### [DATASET ENTRIES]
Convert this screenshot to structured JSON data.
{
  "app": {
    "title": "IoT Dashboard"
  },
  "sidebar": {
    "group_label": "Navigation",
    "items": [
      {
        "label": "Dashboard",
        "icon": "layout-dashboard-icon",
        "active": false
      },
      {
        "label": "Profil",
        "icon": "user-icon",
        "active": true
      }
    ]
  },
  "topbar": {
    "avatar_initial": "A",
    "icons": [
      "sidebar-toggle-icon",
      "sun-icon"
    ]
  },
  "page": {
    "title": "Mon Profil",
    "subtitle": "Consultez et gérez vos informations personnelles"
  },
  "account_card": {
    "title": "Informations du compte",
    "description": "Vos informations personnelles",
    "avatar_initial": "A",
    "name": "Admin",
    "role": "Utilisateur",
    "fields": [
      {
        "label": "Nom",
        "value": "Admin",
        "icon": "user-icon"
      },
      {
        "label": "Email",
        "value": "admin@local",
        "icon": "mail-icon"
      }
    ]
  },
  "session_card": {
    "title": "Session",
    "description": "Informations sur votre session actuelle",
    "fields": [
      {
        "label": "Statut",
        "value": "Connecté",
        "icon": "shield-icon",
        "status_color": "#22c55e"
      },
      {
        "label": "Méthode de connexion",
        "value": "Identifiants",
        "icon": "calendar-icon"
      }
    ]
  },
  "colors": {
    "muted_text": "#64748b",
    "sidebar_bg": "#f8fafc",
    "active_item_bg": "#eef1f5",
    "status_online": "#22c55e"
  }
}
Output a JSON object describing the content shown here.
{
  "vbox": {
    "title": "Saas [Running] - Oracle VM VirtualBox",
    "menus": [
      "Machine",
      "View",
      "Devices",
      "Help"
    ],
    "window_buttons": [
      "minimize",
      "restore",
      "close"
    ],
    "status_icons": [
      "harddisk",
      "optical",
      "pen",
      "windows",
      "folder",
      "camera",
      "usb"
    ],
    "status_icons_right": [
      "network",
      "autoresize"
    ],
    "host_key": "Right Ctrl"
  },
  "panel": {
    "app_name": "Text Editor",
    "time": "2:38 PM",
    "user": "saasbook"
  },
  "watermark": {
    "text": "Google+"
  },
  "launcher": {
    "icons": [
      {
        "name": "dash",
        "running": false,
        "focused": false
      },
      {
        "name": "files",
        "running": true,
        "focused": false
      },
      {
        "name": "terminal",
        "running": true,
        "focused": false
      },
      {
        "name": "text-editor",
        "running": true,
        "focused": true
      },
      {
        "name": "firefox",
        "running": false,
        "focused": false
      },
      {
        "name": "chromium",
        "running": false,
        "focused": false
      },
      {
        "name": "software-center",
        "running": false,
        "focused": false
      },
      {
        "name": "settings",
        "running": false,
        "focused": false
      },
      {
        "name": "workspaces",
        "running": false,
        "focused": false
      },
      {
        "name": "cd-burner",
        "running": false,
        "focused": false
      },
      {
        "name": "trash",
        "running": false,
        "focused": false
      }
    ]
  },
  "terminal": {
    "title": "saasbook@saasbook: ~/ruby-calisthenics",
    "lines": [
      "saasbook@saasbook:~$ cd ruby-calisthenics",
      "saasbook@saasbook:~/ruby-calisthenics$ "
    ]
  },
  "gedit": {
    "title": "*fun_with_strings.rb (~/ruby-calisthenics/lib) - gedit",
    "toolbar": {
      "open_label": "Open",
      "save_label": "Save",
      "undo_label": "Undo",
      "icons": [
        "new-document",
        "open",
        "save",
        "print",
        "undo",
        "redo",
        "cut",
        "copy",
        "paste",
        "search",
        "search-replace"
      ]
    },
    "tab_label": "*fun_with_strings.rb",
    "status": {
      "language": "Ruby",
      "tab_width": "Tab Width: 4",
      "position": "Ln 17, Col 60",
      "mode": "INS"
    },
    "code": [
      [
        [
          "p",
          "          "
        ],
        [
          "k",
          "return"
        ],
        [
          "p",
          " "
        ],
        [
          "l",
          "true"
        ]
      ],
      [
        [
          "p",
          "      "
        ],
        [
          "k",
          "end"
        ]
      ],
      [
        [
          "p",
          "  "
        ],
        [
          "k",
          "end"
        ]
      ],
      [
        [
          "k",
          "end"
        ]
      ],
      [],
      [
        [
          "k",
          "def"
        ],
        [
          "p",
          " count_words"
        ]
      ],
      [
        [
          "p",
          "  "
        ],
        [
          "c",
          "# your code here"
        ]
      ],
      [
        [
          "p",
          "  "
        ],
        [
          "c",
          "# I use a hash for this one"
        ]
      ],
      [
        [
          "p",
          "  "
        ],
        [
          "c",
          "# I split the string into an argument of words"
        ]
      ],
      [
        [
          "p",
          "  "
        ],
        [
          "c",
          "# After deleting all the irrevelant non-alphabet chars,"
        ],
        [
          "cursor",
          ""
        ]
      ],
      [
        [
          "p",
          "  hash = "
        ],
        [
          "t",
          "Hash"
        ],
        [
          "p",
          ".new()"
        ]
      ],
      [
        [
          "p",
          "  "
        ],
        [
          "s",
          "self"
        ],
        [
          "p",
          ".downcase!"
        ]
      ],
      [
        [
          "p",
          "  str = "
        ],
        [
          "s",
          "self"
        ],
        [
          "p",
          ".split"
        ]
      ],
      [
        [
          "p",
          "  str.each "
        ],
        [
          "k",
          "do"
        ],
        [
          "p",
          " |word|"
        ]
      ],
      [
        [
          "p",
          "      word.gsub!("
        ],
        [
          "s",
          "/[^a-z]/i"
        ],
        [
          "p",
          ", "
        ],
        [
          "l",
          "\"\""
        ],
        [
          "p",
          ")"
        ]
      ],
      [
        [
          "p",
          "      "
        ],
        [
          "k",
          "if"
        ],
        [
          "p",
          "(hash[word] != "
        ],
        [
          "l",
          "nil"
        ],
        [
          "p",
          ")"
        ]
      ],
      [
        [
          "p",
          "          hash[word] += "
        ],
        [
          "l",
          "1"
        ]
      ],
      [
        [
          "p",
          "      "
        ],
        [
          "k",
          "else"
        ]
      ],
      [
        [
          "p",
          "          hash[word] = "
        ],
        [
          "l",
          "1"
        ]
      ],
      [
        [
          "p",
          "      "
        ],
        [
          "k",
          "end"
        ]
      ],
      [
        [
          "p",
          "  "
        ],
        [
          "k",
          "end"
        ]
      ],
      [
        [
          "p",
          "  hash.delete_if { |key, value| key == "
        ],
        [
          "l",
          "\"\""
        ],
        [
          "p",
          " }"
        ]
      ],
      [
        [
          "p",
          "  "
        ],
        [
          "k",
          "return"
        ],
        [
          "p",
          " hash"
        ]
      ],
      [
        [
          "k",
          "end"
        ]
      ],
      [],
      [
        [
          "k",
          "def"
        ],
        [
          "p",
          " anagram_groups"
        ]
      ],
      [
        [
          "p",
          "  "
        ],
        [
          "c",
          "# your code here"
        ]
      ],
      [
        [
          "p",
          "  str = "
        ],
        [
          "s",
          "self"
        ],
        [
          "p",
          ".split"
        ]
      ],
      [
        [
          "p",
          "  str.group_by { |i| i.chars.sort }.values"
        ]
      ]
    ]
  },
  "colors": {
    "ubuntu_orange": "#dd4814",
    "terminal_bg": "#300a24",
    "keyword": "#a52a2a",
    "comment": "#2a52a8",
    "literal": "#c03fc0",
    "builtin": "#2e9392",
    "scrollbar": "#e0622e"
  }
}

### [EXERCISE DESCRIPTION]
Copy out every line of the data above, exactly as given.

### [RESPONSE TO THE EXERCISE]
Convert this screenshot to structured JSON data.
{
  "app": {
    "title": "IoT Dashboard"
  },
  "sidebar": {
    "group_label": "Navigation",
    "items": [
      {
        "label": "Dashboard",
        "icon": "layout-dashboard-icon",
        "active": false
      },
      {
        "label": "Profil",
        "icon": "user-icon",
        "active": true
      }
    ]
  },
  "topbar": {
    "avatar_initial": "A",
    "icons": [
      "sidebar-toggle-icon",
      "sun-icon"
    ]
  },
  "page": {
    "title": "Mon Profil",
    "subtitle": "Consultez et gérez vos informations personnelles"
  },
  "account_card": {
    "title": "Informations du compte",
    "description": "Vos informations personnelles",
    "avatar_initial": "A",
    "name": "Admin",
    "role": "Utilisateur",
    "fields": [
      {
        "label": "Nom",
        "value": "Admin",
        "icon": "user-icon"
      },
      {
        "label": "Email",
        "value": "admin@local",
        "icon": "mail-icon"
      }
    ]
  },
  "session_card": {
    "title": "Session",
    "description": "Informations sur votre session actuelle",
    "fields": [
      {
        "label": "Statut",
        "value": "Connecté",
        "icon": "shield-icon",
        "status_color": "#22c55e"
      },
      {
        "label": "Méthode de connexion",
        "value": "Identifiants",
        "icon": "calendar-icon"
      }
    ]
  },
  "colors": {
    "muted_text": "#64748b",
    "sidebar_bg": "#f8fafc",
    "active_item_bg": "#eef1f5",
    "status_online": "#22c55e"
  }
}
Output a JSON object describing the content shown here.
{
  "vbox": {
    "title": "Saas [Running] - Oracle VM VirtualBox",
    "menus": [
      "Machine",
      "View",
      "Devices",
      "Help"
    ],
    "window_buttons": [
      "minimize",
      "restore",
      "close"
    ],
    "status_icons": [
      "harddisk",
      "optical",
      "pen",
      "windows",
      "folder",
      "camera",
      "usb"
    ],
    "status_icons_right": [
      "network",
      "autoresize"
    ],
    "host_key": "Right Ctrl"
  },
  "panel": {
    "app_name": "Text Editor",
    "time": "2:38 PM",
    "user": "saasbook"
  },
  "watermark": {
    "text": "Google+"
  },
  "launcher": {
    "icons": [
      {
        "name": "dash",
        "running": false,
        "focused": false
      },
      {
        "name": "files",
        "running": true,
        "focused": false
      },
      {
        "name": "terminal",
        "running": true,
        "focused": false
      },
      {
        "name": "text-editor",
        "running": true,
        "focused": true
      },
      {
        "name": "firefox",
        "running": false,
        "focused": false
      },
      {
        "name": "chromium",
        "running": false,
        "focused": false
      },
      {
        "name": "software-center",
        "running": false,
        "focused": false
      },
      {
        "name": "settings",
        "running": false,
        "focused": false
      },
      {
        "name": "workspaces",
        "running": false,
        "focused": false
      },
      {
        "name": "cd-burner",
        "running": false,
        "focused": false
      },
      {
        "name": "trash",
        "running": false,
        "focused": false
      }
    ]
  },
  "terminal": {
    "title": "saasbook@saasbook: ~/ruby-calisthenics",
    "lines": [
      "saasbook@saasbook:~$ cd ruby-calisthenics",
      "saasbook@saasbook:~/ruby-calisthenics$ "
    ]
  },
  "gedit": {
    "title": "*fun_with_strings.rb (~/ruby-calisthenics/lib) - gedit",
    "toolbar": {
      "open_label": "Open",
      "save_label": "Save",
      "undo_label": "Undo",
      "icons": [
        "new-document",
        "open",
        "save",
        "print",
        "undo",
        "redo",
        "cut",
        "copy",
        "paste",
        "search",
        "search-replace"
      ]
    },
    "tab_label": "*fun_with_strings.rb",
    "status": {
      "language": "Ruby",
      "tab_width": "Tab Width: 4",
      "position": "Ln 17, Col 60",
      "mode": "INS"
    },
    "code": [
      [
        [
          "p",
          "          "
        ],
        [
          "k",
          "return"
        ],
        [
          "p",
          " "
        ],
        [
          "l",
          "true"
        ]
      ],
      [
        [
          "p",
          "      "
        ],
        [
          "k",
          "end"
        ]
      ],
      [
        [
          "p",
          "  "
        ],
        [
          "k",
          "end"
        ]
      ],
      [
        [
          "k",
          "end"
        ]
      ],
      [],
      [
        [
          "k",
          "def"
        ],
        [
          "p",
          " count_words"
        ]
      ],
      [
        [
          "p",
          "  "
        ],
        [
          "c",
          "# your code here"
        ]
      ],
      [
        [
          "p",
          "  "
        ],
        [
          "c",
          "# I use a hash for this one"
        ]
      ],
      [
        [
          "p",
          "  "
        ],
        [
          "c",
          "# I split the string into an argument of words"
        ]
      ],
      [
        [
          "p",
          "  "
        ],
        [
          "c",
          "# After deleting all the irrevelant non-alphabet chars,"
        ],
        [
          "cursor",
          ""
        ]
      ],
      [
        [
          "p",
          "  hash = "
        ],
        [
          "t",
          "Hash"
        ],
        [
          "p",
          ".new()"
        ]
      ],
      [
        [
          "p",
          "  "
        ],
        [
          "s",
          "self"
        ],
        [
          "p",
          ".downcase!"
        ]
      ],
      [
        [
          "p",
          "  str = "
        ],
        [
          "s",
          "self"
        ],
        [
          "p",
          ".split"
        ]
      ],
      [
        [
          "p",
          "  str.each "
        ],
        [
          "k",
          "do"
        ],
        [
          "p",
          " |word|"
        ]
      ],
      [
        [
          "p",
          "      word.gsub!("
        ],
        [
          "s",
          "/[^a-z]/i"
        ],
        [
          "p",
          ", "
        ],
        [
          "l",
          "\"\""
        ],
        [
          "p",
          ")"
        ]
      ],
      [
        [
          "p",
          "      "
        ],
        [
          "k",
          "if"
        ],
        [
          "p",
          "(hash[word] != "
        ],
        [
          "l",
          "nil"
        ],
        [
          "p",
          ")"
        ]
      ],
      [
        [
          "p",
          "          hash[word] += "
        ],
        [
          "l",
          "1"
        ]
      ],
      [
        [
          "p",
          "      "
        ],
        [
          "k",
          "else"
        ]
      ],
      [
        [
          "p",
          "          hash[word] = "
        ],
        [
          "l",
          "1"
        ]
      ],
      [
        [
          "p",
          "      "
        ],
        [
          "k",
          "end"
        ]
      ],
      [
        [
          "p",
          "  "
        ],
        [
          "k",
          "end"
        ]
      ],
      [
        [
          "p",
          "  hash.delete_if { |key, value| key == "
        ],
        [
          "l",
          "\"\""
        ],
        [
          "p",
          " }"
        ]
      ],
      [
        [
          "p",
          "  "
        ],
        [
          "k",
          "return"
        ],
        [
          "p",
          " hash"
        ]
      ],
      [
        [
          "k",
          "end"
        ]
      ],
      [],
      [
        [
          "k",
          "def"
        ],
        [
          "p",
          " anagram_groups"
        ]
      ],
      [
        [
          "p",
          "  "
        ],
        [
          "c",
          "# your code here"
        ]
      ],
      [
        [
          "p",
          "  str = "
        ],
        [
          "s",
          "self"
        ],
        [
          "p",
          ".split"
        ]
      ],
      [
        [
          "p",
          "  str.group_by { |i| i.chars.sort }.values"
        ]
      ]
    ]
  },
  "colors": {
    "ubuntu_orange": "#dd4814",
    "terminal_bg": "#300a24",
    "keyword": "#a52a2a",
    "comment": "#2a52a8",
    "literal": "#c03fc0",
    "builtin": "#2e9392",
    "scrollbar": "#e0622e"
  }
}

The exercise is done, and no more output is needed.